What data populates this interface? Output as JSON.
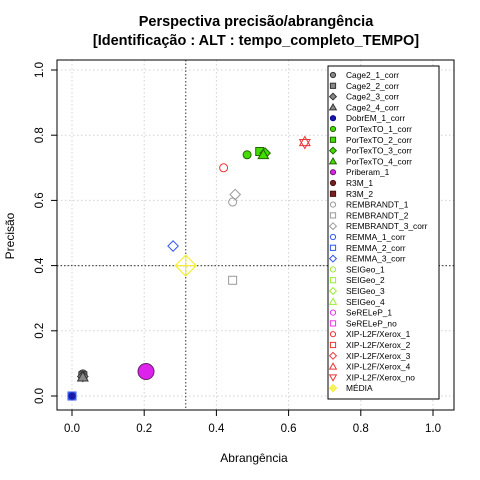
{
  "chart_data": {
    "type": "scatter",
    "title": "Perspectiva precisão/abrangência",
    "subtitle": "[Identificação : ALT : tempo_completo_TEMPO]",
    "xlabel": "Abrangência",
    "ylabel": "Precisão",
    "xlim": [
      0,
      1
    ],
    "ylim": [
      0,
      1
    ],
    "xticks": [
      "0.0",
      "0.2",
      "0.4",
      "0.6",
      "0.8",
      "1.0"
    ],
    "yticks": [
      "0.0",
      "0.2",
      "0.4",
      "0.6",
      "0.8",
      "1.0"
    ],
    "grid": true,
    "legend_position": "top-right",
    "reference_lines": {
      "x": 0.315,
      "y": 0.4
    },
    "series": [
      {
        "name": "Cage2_1_corr",
        "shape": "circle",
        "fill": "#888888",
        "stroke": "#333333",
        "points": [
          [
            0.03,
            0.068
          ]
        ]
      },
      {
        "name": "Cage2_2_corr",
        "shape": "square",
        "fill": "#888888",
        "stroke": "#333333",
        "points": [
          [
            0.03,
            0.062
          ]
        ]
      },
      {
        "name": "Cage2_3_corr",
        "shape": "diamond",
        "fill": "#888888",
        "stroke": "#333333",
        "points": [
          [
            0.03,
            0.06
          ]
        ]
      },
      {
        "name": "Cage2_4_corr",
        "shape": "triangle",
        "fill": "#888888",
        "stroke": "#333333",
        "points": [
          [
            0.03,
            0.058
          ]
        ]
      },
      {
        "name": "DobrEM_1_corr",
        "shape": "circle",
        "fill": "#1a1aaa",
        "stroke": "#00008b",
        "points": [
          [
            0.0,
            0.0
          ]
        ]
      },
      {
        "name": "PorTexTO_1_corr",
        "shape": "circle",
        "fill": "#44dd00",
        "stroke": "#226600",
        "points": [
          [
            0.485,
            0.74
          ]
        ]
      },
      {
        "name": "PorTexTO_2_corr",
        "shape": "square",
        "fill": "#44dd00",
        "stroke": "#226600",
        "points": [
          [
            0.52,
            0.75
          ]
        ]
      },
      {
        "name": "PorTexTO_3_corr",
        "shape": "diamond",
        "fill": "#44dd00",
        "stroke": "#226600",
        "points": [
          [
            0.535,
            0.745
          ]
        ]
      },
      {
        "name": "PorTexTO_4_corr",
        "shape": "triangle",
        "fill": "#44dd00",
        "stroke": "#226600",
        "points": [
          [
            0.53,
            0.74
          ]
        ]
      },
      {
        "name": "Priberam_1",
        "shape": "circle",
        "fill": "#dd22ee",
        "stroke": "#662266",
        "big": true,
        "points": [
          [
            0.205,
            0.075
          ]
        ]
      },
      {
        "name": "R3M_1",
        "shape": "circle",
        "fill": "#7a1f1f",
        "stroke": "#4a0f0f",
        "points": []
      },
      {
        "name": "R3M_2",
        "shape": "square",
        "fill": "#7a1f1f",
        "stroke": "#4a0f0f",
        "points": []
      },
      {
        "name": "REMBRANDT_1",
        "shape": "circle",
        "fill": "none",
        "stroke": "#999999",
        "points": [
          [
            0.445,
            0.595
          ]
        ]
      },
      {
        "name": "REMBRANDT_2",
        "shape": "square",
        "fill": "none",
        "stroke": "#999999",
        "points": [
          [
            0.445,
            0.355
          ]
        ]
      },
      {
        "name": "REMBRANDT_3_corr",
        "shape": "diamond",
        "fill": "none",
        "stroke": "#999999",
        "points": [
          [
            0.452,
            0.618
          ]
        ]
      },
      {
        "name": "REMMA_1_corr",
        "shape": "circle",
        "fill": "none",
        "stroke": "#3355ee",
        "points": [
          [
            0.0,
            0.0
          ]
        ]
      },
      {
        "name": "REMMA_2_corr",
        "shape": "square",
        "fill": "none",
        "stroke": "#3355ee",
        "points": [
          [
            0.0,
            0.0
          ]
        ]
      },
      {
        "name": "REMMA_3_corr",
        "shape": "diamond",
        "fill": "none",
        "stroke": "#3355ee",
        "points": [
          [
            0.28,
            0.46
          ]
        ]
      },
      {
        "name": "SEIGeo_1",
        "shape": "circle",
        "fill": "none",
        "stroke": "#99ee33",
        "points": []
      },
      {
        "name": "SEIGeo_2",
        "shape": "square",
        "fill": "none",
        "stroke": "#99ee33",
        "points": []
      },
      {
        "name": "SEIGeo_3",
        "shape": "diamond",
        "fill": "none",
        "stroke": "#99ee33",
        "points": []
      },
      {
        "name": "SEIGeo_4",
        "shape": "triangle",
        "fill": "none",
        "stroke": "#99ee33",
        "points": []
      },
      {
        "name": "SeRELeP_1",
        "shape": "circle",
        "fill": "none",
        "stroke": "#ee33ee",
        "points": []
      },
      {
        "name": "SeRELeP_no",
        "shape": "square",
        "fill": "none",
        "stroke": "#ee33ee",
        "points": []
      },
      {
        "name": "XIP-L2F/Xerox_1",
        "shape": "circle",
        "fill": "none",
        "stroke": "#ee3333",
        "points": [
          [
            0.42,
            0.7
          ]
        ]
      },
      {
        "name": "XIP-L2F/Xerox_2",
        "shape": "square",
        "fill": "none",
        "stroke": "#ee3333",
        "points": []
      },
      {
        "name": "XIP-L2F/Xerox_3",
        "shape": "diamond",
        "fill": "none",
        "stroke": "#ee3333",
        "points": []
      },
      {
        "name": "XIP-L2F/Xerox_4",
        "shape": "triangle",
        "fill": "none",
        "stroke": "#ee3333",
        "points": [
          [
            0.645,
            0.78
          ]
        ]
      },
      {
        "name": "XIP-L2F/Xerox_no",
        "shape": "triangle-down",
        "fill": "none",
        "stroke": "#ee3333",
        "points": [
          [
            0.645,
            0.775
          ]
        ]
      },
      {
        "name": "MÉDIA",
        "shape": "diamond-cross",
        "fill": "none",
        "stroke": "#f5ee33",
        "big": true,
        "points": [
          [
            0.315,
            0.4
          ]
        ]
      }
    ]
  }
}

Task brief
Repeat the material above in full and exactly, apart from the pictures.

Solution
What data populates this interface? Output as JSON.
{
  "chart_data": {
    "type": "scatter",
    "title": "Perspectiva precisão/abrangência",
    "subtitle": "[Identificação : ALT : tempo_completo_TEMPO]",
    "xlabel": "Abrangência",
    "ylabel": "Precisão",
    "xlim": [
      0,
      1
    ],
    "ylim": [
      0,
      1
    ],
    "xticks": [
      "0.0",
      "0.2",
      "0.4",
      "0.6",
      "0.8",
      "1.0"
    ],
    "yticks": [
      "0.0",
      "0.2",
      "0.4",
      "0.6",
      "0.8",
      "1.0"
    ],
    "grid": true,
    "legend_position": "top-right",
    "reference_lines": {
      "x": 0.315,
      "y": 0.4
    },
    "series": [
      {
        "name": "Cage2_1_corr",
        "shape": "circle",
        "fill": "#888888",
        "stroke": "#333333",
        "points": [
          [
            0.03,
            0.068
          ]
        ]
      },
      {
        "name": "Cage2_2_corr",
        "shape": "square",
        "fill": "#888888",
        "stroke": "#333333",
        "points": [
          [
            0.03,
            0.062
          ]
        ]
      },
      {
        "name": "Cage2_3_corr",
        "shape": "diamond",
        "fill": "#888888",
        "stroke": "#333333",
        "points": [
          [
            0.03,
            0.06
          ]
        ]
      },
      {
        "name": "Cage2_4_corr",
        "shape": "triangle",
        "fill": "#888888",
        "stroke": "#333333",
        "points": [
          [
            0.03,
            0.058
          ]
        ]
      },
      {
        "name": "DobrEM_1_corr",
        "shape": "circle",
        "fill": "#1a1aaa",
        "stroke": "#00008b",
        "points": [
          [
            0.0,
            0.0
          ]
        ]
      },
      {
        "name": "PorTexTO_1_corr",
        "shape": "circle",
        "fill": "#44dd00",
        "stroke": "#226600",
        "points": [
          [
            0.485,
            0.74
          ]
        ]
      },
      {
        "name": "PorTexTO_2_corr",
        "shape": "square",
        "fill": "#44dd00",
        "stroke": "#226600",
        "points": [
          [
            0.52,
            0.75
          ]
        ]
      },
      {
        "name": "PorTexTO_3_corr",
        "shape": "diamond",
        "fill": "#44dd00",
        "stroke": "#226600",
        "points": [
          [
            0.535,
            0.745
          ]
        ]
      },
      {
        "name": "PorTexTO_4_corr",
        "shape": "triangle",
        "fill": "#44dd00",
        "stroke": "#226600",
        "points": [
          [
            0.53,
            0.74
          ]
        ]
      },
      {
        "name": "Priberam_1",
        "shape": "circle",
        "fill": "#dd22ee",
        "stroke": "#662266",
        "big": true,
        "points": [
          [
            0.205,
            0.075
          ]
        ]
      },
      {
        "name": "R3M_1",
        "shape": "circle",
        "fill": "#7a1f1f",
        "stroke": "#4a0f0f",
        "points": []
      },
      {
        "name": "R3M_2",
        "shape": "square",
        "fill": "#7a1f1f",
        "stroke": "#4a0f0f",
        "points": []
      },
      {
        "name": "REMBRANDT_1",
        "shape": "circle",
        "fill": "none",
        "stroke": "#999999",
        "points": [
          [
            0.445,
            0.595
          ]
        ]
      },
      {
        "name": "REMBRANDT_2",
        "shape": "square",
        "fill": "none",
        "stroke": "#999999",
        "points": [
          [
            0.445,
            0.355
          ]
        ]
      },
      {
        "name": "REMBRANDT_3_corr",
        "shape": "diamond",
        "fill": "none",
        "stroke": "#999999",
        "points": [
          [
            0.452,
            0.618
          ]
        ]
      },
      {
        "name": "REMMA_1_corr",
        "shape": "circle",
        "fill": "none",
        "stroke": "#3355ee",
        "points": [
          [
            0.0,
            0.0
          ]
        ]
      },
      {
        "name": "REMMA_2_corr",
        "shape": "square",
        "fill": "none",
        "stroke": "#3355ee",
        "points": [
          [
            0.0,
            0.0
          ]
        ]
      },
      {
        "name": "REMMA_3_corr",
        "shape": "diamond",
        "fill": "none",
        "stroke": "#3355ee",
        "points": [
          [
            0.28,
            0.46
          ]
        ]
      },
      {
        "name": "SEIGeo_1",
        "shape": "circle",
        "fill": "none",
        "stroke": "#99ee33",
        "points": []
      },
      {
        "name": "SEIGeo_2",
        "shape": "square",
        "fill": "none",
        "stroke": "#99ee33",
        "points": []
      },
      {
        "name": "SEIGeo_3",
        "shape": "diamond",
        "fill": "none",
        "stroke": "#99ee33",
        "points": []
      },
      {
        "name": "SEIGeo_4",
        "shape": "triangle",
        "fill": "none",
        "stroke": "#99ee33",
        "points": []
      },
      {
        "name": "SeRELeP_1",
        "shape": "circle",
        "fill": "none",
        "stroke": "#ee33ee",
        "points": []
      },
      {
        "name": "SeRELeP_no",
        "shape": "square",
        "fill": "none",
        "stroke": "#ee33ee",
        "points": []
      },
      {
        "name": "XIP-L2F/Xerox_1",
        "shape": "circle",
        "fill": "none",
        "stroke": "#ee3333",
        "points": [
          [
            0.42,
            0.7
          ]
        ]
      },
      {
        "name": "XIP-L2F/Xerox_2",
        "shape": "square",
        "fill": "none",
        "stroke": "#ee3333",
        "points": []
      },
      {
        "name": "XIP-L2F/Xerox_3",
        "shape": "diamond",
        "fill": "none",
        "stroke": "#ee3333",
        "points": []
      },
      {
        "name": "XIP-L2F/Xerox_4",
        "shape": "triangle",
        "fill": "none",
        "stroke": "#ee3333",
        "points": [
          [
            0.645,
            0.78
          ]
        ]
      },
      {
        "name": "XIP-L2F/Xerox_no",
        "shape": "triangle-down",
        "fill": "none",
        "stroke": "#ee3333",
        "points": [
          [
            0.645,
            0.775
          ]
        ]
      },
      {
        "name": "MÉDIA",
        "shape": "diamond-cross",
        "fill": "none",
        "stroke": "#f5ee33",
        "big": true,
        "points": [
          [
            0.315,
            0.4
          ]
        ]
      }
    ]
  }
}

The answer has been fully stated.